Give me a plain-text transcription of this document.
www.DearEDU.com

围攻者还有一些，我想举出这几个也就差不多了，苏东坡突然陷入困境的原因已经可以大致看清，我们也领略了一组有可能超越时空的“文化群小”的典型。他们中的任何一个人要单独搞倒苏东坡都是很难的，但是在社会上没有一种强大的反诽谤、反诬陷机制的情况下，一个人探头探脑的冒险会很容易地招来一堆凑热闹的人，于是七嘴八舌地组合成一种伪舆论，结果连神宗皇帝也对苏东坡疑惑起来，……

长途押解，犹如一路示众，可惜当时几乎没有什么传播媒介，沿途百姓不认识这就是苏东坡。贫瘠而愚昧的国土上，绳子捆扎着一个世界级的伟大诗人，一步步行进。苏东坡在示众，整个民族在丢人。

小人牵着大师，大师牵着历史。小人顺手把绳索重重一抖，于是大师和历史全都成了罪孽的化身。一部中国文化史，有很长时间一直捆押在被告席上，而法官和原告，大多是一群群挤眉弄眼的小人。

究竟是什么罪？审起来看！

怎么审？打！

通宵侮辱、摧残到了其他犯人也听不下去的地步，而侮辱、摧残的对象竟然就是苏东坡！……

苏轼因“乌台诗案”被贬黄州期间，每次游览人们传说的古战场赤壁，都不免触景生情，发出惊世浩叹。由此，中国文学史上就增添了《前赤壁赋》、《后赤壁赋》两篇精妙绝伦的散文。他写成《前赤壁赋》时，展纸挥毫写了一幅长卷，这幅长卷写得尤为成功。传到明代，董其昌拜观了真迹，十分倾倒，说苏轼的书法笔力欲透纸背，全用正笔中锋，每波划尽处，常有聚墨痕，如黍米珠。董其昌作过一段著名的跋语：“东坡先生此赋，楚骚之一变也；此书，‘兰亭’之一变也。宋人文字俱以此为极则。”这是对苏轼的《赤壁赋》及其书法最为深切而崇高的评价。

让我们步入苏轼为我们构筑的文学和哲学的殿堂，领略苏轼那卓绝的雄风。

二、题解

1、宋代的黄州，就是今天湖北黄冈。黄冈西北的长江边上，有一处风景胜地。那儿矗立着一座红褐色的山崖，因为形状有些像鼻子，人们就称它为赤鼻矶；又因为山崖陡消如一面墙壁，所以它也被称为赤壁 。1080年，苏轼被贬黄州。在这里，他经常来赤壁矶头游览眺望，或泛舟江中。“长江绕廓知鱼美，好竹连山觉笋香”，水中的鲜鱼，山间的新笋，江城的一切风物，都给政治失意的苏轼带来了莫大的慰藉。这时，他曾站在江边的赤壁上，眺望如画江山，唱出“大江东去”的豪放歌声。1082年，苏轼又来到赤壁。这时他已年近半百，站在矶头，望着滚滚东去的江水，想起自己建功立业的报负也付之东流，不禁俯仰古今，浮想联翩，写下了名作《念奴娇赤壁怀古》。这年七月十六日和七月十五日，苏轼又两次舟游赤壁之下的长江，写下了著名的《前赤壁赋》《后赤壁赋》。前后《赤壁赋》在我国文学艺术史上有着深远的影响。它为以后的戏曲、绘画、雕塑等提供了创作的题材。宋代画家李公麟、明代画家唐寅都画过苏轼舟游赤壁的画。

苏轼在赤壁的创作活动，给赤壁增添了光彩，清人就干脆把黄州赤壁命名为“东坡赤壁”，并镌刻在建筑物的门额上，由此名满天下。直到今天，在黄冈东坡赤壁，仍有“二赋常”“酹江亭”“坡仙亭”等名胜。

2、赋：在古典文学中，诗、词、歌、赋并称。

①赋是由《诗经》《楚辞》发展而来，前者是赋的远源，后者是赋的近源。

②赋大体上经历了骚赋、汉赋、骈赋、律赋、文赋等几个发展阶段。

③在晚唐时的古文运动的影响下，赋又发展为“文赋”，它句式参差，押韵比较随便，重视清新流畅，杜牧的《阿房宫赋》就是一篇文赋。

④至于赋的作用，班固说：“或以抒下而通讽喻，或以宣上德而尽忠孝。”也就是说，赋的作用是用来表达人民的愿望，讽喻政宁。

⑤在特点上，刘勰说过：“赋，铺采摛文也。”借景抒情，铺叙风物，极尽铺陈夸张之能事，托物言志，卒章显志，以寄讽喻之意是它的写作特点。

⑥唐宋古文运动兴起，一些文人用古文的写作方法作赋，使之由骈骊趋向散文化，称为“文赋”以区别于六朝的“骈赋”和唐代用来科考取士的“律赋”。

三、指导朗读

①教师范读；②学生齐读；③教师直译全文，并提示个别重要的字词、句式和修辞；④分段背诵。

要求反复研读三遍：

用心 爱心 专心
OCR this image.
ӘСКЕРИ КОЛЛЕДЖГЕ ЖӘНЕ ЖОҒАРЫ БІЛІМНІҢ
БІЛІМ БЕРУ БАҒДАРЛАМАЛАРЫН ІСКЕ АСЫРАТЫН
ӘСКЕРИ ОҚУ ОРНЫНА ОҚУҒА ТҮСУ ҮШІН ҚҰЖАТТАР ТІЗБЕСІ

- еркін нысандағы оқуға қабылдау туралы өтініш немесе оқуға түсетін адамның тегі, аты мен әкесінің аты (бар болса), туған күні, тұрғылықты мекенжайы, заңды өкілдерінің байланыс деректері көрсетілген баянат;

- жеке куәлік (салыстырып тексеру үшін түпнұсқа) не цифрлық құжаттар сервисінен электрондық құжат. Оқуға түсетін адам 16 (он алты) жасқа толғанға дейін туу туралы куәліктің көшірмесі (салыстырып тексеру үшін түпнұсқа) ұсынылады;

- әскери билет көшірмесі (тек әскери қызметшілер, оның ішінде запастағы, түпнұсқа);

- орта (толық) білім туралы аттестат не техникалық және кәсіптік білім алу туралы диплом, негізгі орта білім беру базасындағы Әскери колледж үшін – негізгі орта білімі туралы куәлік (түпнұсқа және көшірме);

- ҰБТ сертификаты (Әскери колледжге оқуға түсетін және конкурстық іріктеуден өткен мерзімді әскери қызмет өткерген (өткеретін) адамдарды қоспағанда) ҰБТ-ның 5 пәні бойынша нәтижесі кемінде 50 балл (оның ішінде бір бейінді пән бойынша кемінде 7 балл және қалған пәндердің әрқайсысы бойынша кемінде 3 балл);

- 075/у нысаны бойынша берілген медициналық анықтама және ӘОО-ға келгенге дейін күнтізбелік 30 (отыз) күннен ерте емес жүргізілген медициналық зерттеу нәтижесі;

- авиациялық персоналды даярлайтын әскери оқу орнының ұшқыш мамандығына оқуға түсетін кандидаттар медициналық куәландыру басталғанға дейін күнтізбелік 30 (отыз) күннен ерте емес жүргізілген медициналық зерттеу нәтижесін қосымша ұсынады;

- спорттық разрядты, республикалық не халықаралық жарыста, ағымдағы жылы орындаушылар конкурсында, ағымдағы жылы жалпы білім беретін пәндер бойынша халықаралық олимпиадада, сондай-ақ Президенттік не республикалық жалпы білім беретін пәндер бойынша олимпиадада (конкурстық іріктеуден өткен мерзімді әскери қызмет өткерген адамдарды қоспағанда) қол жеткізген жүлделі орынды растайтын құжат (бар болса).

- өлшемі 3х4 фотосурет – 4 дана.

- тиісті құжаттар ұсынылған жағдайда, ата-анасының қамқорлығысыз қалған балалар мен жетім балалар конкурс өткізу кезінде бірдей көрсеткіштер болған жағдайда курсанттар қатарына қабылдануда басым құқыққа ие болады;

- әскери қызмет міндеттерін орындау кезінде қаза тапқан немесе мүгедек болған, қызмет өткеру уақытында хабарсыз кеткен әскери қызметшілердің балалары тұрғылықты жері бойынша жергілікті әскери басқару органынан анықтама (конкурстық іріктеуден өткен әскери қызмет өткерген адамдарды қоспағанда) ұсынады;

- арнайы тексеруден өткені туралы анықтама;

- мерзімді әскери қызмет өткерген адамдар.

##############################

Select from the material above each line in which the string "зерттеу" appears, and list those lines.

### WRITTEN RESPONSE
- 075/у нысаны бойынша берілген медициналық анықтама және ӘОО-ға келгенге дейін күнтізбелік 30 (отыз) күннен ерте емес жүргізілген медициналық зерттеу нәтижесі;
- авиациялық персоналды даярлайтын әскери оқу орнының ұшқыш мамандығына оқуға түсетін кандидаттар медициналық куәландыру басталғанға дейін күнтізбелік 30 (отыз) күннен ерте емес жүргізілген медициналық зерттеу нәтижесін қосымша ұсынады;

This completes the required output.